* _EXTRAIT_:
+++

D’importantes réformes de la Constitution sont désormais en chantier, sous la supervision d’un constitutionnaliste. Le projet, qui devrait être finalisé en juin prochain, sera soumis à un référendum populaire
Le roi Mohammed VI a pris son peuple par surprise, en annonçant d’importantes réformes constitutionnelles, répondant ainsi aux appels de la « rue » marocaine qui avait manifesté en nombre le 20 février dernier, réclamant des avancées démocratiques et l’évolution du pays vers une monarchie constitutionnelle.
Les orientations royales, annoncées solennellement à la télévision publique en présence du prince Moulay Rachid, frère du roi, et du jeune prince Hassan, fils aîné de Mohammed VI, portent notamment sur la séparation des pouvoirs, l’indépendance de la justice, le renforcement des pouvoirs du Parlement et du Premier ministre, ainsi que l’extension des libertés publiques et l’inscription dans la Constitution du respect des droits de l’homme.
Le roi a confié à une commission ad hoc, dirigé par un constitutionnaliste marocain de renommée internationale, Abdelatif Menouni, la mission de lui présenter un projet détaillé en juin.
Il sera soumis dès son adoption à un référendum populaire, a-t-il dit. "Nous avons décidé d'entreprendre une réforme constitutionnelle globale", a déclaré le souverain, en soulignant son "engagement ferme de donner une forte impulsion à la dynamique réformatrice profonde (…) en cours"
Les grandes lignes de la réforme énoncée par le roi, indiquent qu’il veut rompre avec la monarchie exécutive, instaurée par son père Hassan II, qui concentrait tous les pouvoirs entre ses mains. La constitution reconnait par ailleurs le souverain dans ses attributs religieux d’« Emir des croyants ».
Le roi a indiqué que le Premier ministre sera désormais désigné obligatoirement au sein du parti politique majoritaire à l’Assemblée nationale. Il sera chef d'un « pouvoir exécutif effectif, pleinement responsable du gouvernement, de l'administration publique (…) et de la mise en œuvre du programme gouvernemental".
L'article 65 de l'actuelle Constitution donne au roi le pouvoir de nommer le Premier ministre, sans l'obligation de le choisir au sein de la majorité parlementaire, une pratique suivie avec constance par Hassan II tout au long de son règne.
Le Premier ministre a pour mission "d’assumer la responsabilité de la coordination des activités ministérielles". Il est le premier des ministres – principal collaborateur du souverain dans la conduite des affaires de l’Etat – et non le chef du gouvernement, dans la Constitution actuelle.

+++

* _ENREGISTREMENTS_:
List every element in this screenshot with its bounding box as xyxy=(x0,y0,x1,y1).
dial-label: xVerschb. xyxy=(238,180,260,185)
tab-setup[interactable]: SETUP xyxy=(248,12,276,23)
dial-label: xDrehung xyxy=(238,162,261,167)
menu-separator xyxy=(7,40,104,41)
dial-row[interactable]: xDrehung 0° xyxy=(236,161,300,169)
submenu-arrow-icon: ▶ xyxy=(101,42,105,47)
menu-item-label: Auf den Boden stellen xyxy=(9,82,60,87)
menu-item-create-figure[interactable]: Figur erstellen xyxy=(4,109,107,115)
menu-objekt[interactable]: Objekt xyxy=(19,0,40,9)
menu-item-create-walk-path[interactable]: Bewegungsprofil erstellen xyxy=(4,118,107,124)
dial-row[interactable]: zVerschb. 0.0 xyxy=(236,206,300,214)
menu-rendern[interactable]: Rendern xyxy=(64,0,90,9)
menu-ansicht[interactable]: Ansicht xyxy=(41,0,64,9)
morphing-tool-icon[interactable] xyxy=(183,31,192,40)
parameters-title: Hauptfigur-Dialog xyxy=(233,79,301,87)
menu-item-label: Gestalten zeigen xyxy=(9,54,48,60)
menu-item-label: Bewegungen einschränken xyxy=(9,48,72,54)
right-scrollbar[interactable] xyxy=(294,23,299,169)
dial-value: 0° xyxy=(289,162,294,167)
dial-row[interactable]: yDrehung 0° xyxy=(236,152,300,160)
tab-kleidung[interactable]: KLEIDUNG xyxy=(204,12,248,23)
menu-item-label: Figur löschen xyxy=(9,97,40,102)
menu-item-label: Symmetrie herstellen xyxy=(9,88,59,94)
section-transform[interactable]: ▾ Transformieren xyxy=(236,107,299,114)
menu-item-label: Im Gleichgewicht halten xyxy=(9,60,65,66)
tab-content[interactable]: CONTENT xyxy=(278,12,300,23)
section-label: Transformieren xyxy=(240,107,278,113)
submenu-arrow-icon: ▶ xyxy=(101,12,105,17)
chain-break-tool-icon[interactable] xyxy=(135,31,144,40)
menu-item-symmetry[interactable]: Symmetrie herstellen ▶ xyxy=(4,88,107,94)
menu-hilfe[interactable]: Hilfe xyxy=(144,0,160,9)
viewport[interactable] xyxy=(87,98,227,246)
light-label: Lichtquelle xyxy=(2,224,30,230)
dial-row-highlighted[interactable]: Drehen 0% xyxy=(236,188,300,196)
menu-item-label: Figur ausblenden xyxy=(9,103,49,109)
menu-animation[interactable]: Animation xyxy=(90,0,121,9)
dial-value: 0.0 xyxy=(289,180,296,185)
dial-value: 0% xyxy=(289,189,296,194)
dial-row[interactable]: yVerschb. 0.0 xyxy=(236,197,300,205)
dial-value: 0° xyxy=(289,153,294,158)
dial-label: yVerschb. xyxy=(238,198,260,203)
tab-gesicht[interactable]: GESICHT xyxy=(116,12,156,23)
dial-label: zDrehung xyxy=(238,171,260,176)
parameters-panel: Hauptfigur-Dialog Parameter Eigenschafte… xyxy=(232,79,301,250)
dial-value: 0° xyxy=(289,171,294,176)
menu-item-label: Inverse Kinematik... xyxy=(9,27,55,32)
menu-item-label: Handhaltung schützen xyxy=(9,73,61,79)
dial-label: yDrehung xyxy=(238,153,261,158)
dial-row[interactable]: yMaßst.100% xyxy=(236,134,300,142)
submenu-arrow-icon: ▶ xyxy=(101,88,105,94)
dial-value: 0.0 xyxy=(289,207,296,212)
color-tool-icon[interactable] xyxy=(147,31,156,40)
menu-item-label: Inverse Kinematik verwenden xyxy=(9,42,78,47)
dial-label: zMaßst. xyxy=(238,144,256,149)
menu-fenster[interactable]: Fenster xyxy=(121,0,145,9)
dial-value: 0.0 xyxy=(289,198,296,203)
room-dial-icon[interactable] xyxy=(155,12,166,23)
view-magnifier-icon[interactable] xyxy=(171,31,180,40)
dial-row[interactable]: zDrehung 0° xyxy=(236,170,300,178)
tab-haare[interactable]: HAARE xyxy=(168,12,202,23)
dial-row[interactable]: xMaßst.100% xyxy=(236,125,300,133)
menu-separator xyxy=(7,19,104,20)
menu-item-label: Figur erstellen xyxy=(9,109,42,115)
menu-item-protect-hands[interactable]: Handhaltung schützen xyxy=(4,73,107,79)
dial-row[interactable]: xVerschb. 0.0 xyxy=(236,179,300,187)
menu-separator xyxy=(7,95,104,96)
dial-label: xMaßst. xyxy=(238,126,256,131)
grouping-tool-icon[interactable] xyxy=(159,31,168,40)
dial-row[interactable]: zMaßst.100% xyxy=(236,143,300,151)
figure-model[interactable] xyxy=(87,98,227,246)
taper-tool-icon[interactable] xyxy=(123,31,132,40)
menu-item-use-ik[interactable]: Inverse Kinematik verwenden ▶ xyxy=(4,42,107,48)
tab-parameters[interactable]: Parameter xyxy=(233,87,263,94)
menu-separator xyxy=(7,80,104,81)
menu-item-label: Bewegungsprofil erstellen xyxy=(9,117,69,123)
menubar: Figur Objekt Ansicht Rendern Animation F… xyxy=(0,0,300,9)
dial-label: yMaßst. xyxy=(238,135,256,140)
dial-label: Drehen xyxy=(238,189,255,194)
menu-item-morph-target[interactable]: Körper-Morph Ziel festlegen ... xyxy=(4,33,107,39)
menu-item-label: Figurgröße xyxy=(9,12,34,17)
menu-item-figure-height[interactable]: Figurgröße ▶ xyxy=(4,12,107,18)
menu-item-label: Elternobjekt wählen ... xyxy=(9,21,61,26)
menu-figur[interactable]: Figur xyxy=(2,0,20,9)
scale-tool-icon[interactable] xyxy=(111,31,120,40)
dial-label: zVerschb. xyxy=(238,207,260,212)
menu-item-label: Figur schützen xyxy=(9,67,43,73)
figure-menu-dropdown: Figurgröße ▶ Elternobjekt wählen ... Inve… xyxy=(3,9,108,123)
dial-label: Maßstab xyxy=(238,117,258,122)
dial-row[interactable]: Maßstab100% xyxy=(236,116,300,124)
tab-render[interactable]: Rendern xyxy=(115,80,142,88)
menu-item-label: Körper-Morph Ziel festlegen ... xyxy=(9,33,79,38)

+++

* _CONSIGNE_: Selon l'extrait sur la réforme constitutionnelle au Maroc, qui dirige la commission chargée de présenter au roi un projet détaillé en juin ? Répondez en une phrase, s'il vous plaît.

* _RÉSULTAT FINAL_: La commission est dirigée par Abdelatif Menouni, constitutionnaliste marocain de renommée internationale.